[Saved data entries]
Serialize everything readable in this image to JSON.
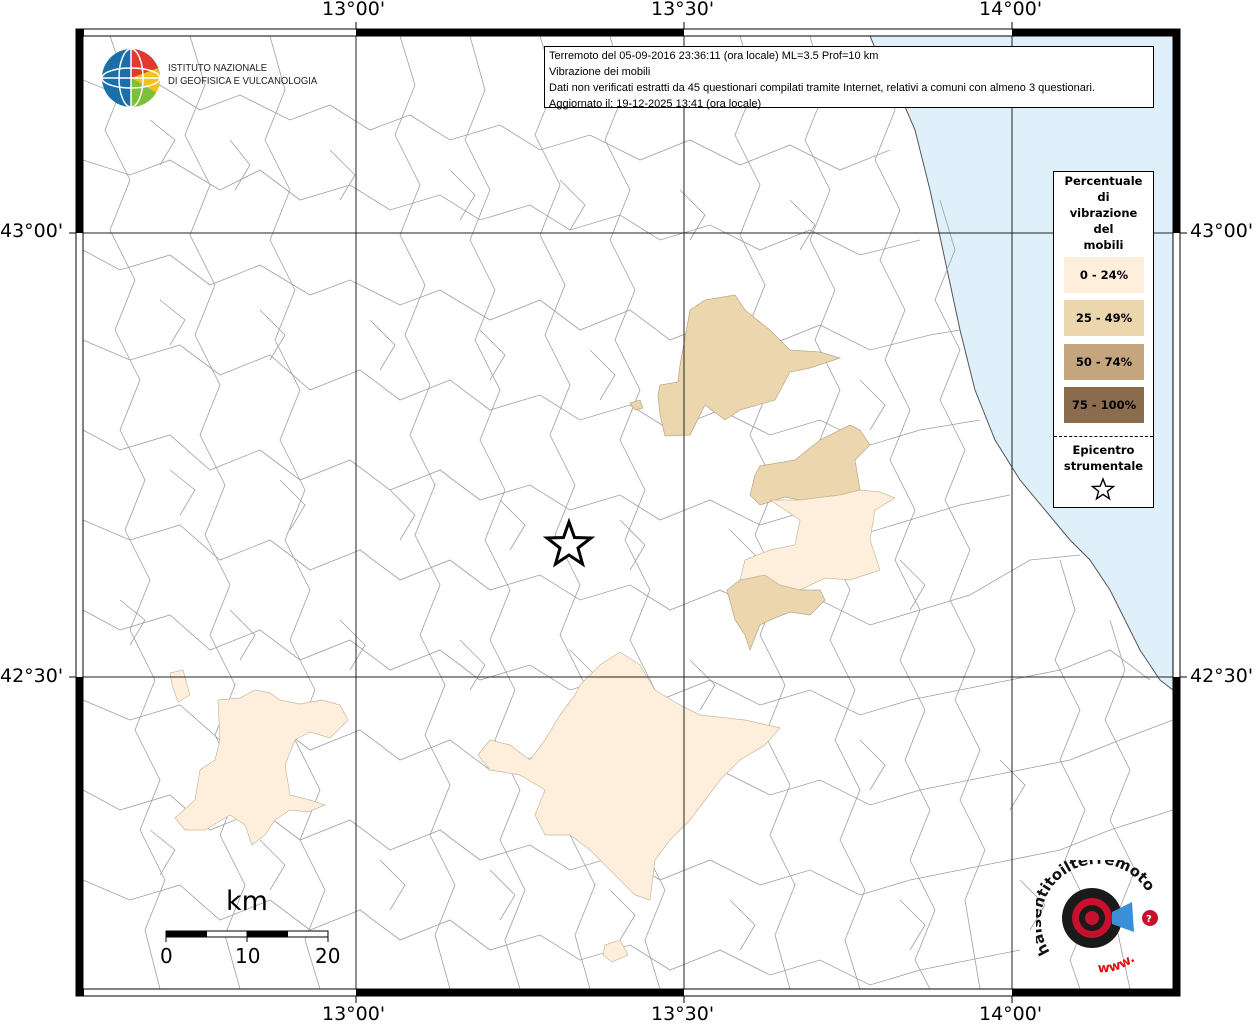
{
  "info": {
    "line1": "Terremoto del 05-09-2016 23:36:11 (ora locale) ML=3.5 Prof=10 km",
    "line2": "Vibrazione dei mobili",
    "line3": "Dati non verificati estratti da 45 questionari compilati tramite Internet, relativi a comuni con almeno 3 questionari.",
    "line4": "Aggiornato il: 19-12-2025 13:41 (ora locale)"
  },
  "logo": {
    "line1": "ISTITUTO NAZIONALE",
    "line2": "DI GEOFISICA E VULCANOLOGIA"
  },
  "axes": {
    "top": [
      "13°00'",
      "13°30'",
      "14°00'"
    ],
    "bottom": [
      "13°00'",
      "13°30'",
      "14°00'"
    ],
    "left": [
      "43°00'",
      "42°30'"
    ],
    "right": [
      "43°00'",
      "42°30'"
    ]
  },
  "legend": {
    "title_lines": [
      "Percentuale",
      "di",
      "vibrazione",
      "del",
      "mobili"
    ],
    "items": [
      {
        "label": "0 - 24%",
        "color": "#fdefdc"
      },
      {
        "label": "25 - 49%",
        "color": "#ebd6ad"
      },
      {
        "label": "50 - 74%",
        "color": "#c4a57e"
      },
      {
        "label": "75 - 100%",
        "color": "#8b6c4e"
      }
    ],
    "epicentro_lines": [
      "Epicentro",
      "strumentale"
    ]
  },
  "scale": {
    "unit": "km",
    "ticks": [
      "0",
      "10",
      "20"
    ]
  },
  "badge": {
    "text": "haisentitoilterremoto.it",
    "url": "www."
  },
  "colors": {
    "sea": "#dff0fb",
    "border": "#9c9c9c",
    "class1": "#fdefdc",
    "class2": "#ebd6ad"
  }
}
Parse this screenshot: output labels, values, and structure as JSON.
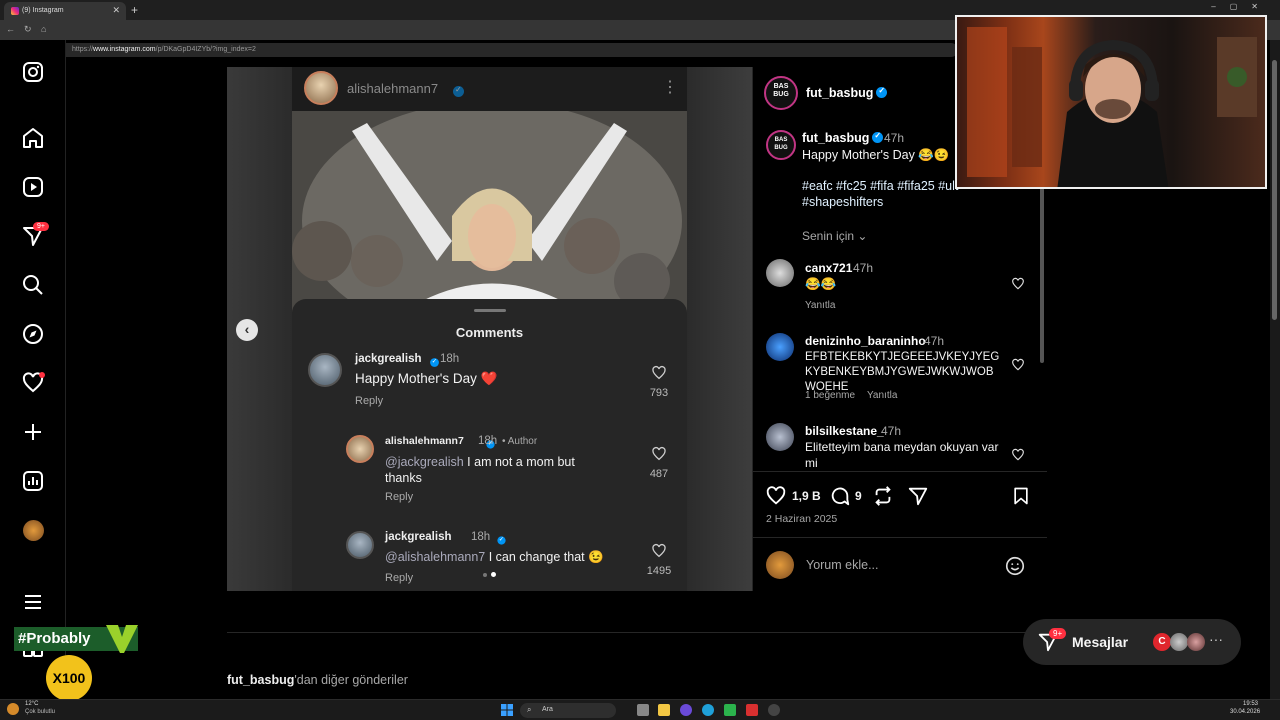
{
  "browser": {
    "tab_title": "(9) Instagram",
    "url_prefix": "https://",
    "url_domain": "www.instagram.com",
    "url_path": "/p/DKaGpD4IZYb/?img_index=2"
  },
  "leftnav": {
    "notification_badge": "9+"
  },
  "post": {
    "inner": {
      "username": "alishalehmann7",
      "sheet_title": "Comments",
      "comments": [
        {
          "user": "jackgrealish",
          "time": "18h",
          "text": "Happy Mother's Day ❤️",
          "reply": "Reply",
          "likes": "793"
        },
        {
          "user": "alishalehmann7",
          "time": "18h",
          "author_tag": "• Author",
          "mention": "@jackgrealish",
          "text": " I am not a mom but thanks",
          "reply": "Reply",
          "likes": "487"
        },
        {
          "user": "jackgrealish",
          "time": "18h",
          "mention": "@alishalehmann7",
          "text": " I can change that 😉",
          "reply": "Reply",
          "likes": "1495"
        }
      ]
    }
  },
  "side": {
    "header_user": "fut_basbug",
    "caption_user": "fut_basbug",
    "caption_time": "47h",
    "caption_text": "Happy Mother's Day 😂😉",
    "hashtags_line1": "#eafc #fc25 #fifa #fifa25 #ult",
    "hashtags_line2": "#shapeshifters",
    "for_you": "Senin için",
    "comments": [
      {
        "user": "canx721",
        "time": "47h",
        "text": "😂😂",
        "reply": "Yanıtla"
      },
      {
        "user": "denizinho_baraninho",
        "time": "47h",
        "text": "EFBTEKEBKYTJEGEEEJVKEYJYEGKYBENKEYBMJYGWEJWKWJWOBWOEHE",
        "likes": "1 beğenme",
        "reply": "Yanıtla"
      },
      {
        "user": "bilsilkestane_",
        "time": "47h",
        "text": "Elitetteyim bana meydan okuyan var mi"
      }
    ],
    "likes_count": "1,9 B",
    "comments_count": "9",
    "date": "2 Haziran 2025",
    "comment_placeholder": "Yorum ekle..."
  },
  "more_posts": {
    "user": "fut_basbug",
    "suffix": "'dan diğer gönderiler"
  },
  "messages": {
    "label": "Mesajlar",
    "badge": "9+",
    "avatar_letter": "C"
  },
  "overlays": {
    "probably_text": "#Probably",
    "x100_text": "X100"
  },
  "taskbar": {
    "weather_temp": "12°C",
    "weather_desc": "Çok bulutlu",
    "search_label": "Ara",
    "clock_time": "19:53",
    "clock_date": "30.04.2026"
  }
}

- _Instruction_
Filter the records for lines holding the string "Mother". Copy each one.

- _Solution_
          "text": "Happy Mother's Day ❤️",
    "caption_text": "Happy Mother's Day 😂😉",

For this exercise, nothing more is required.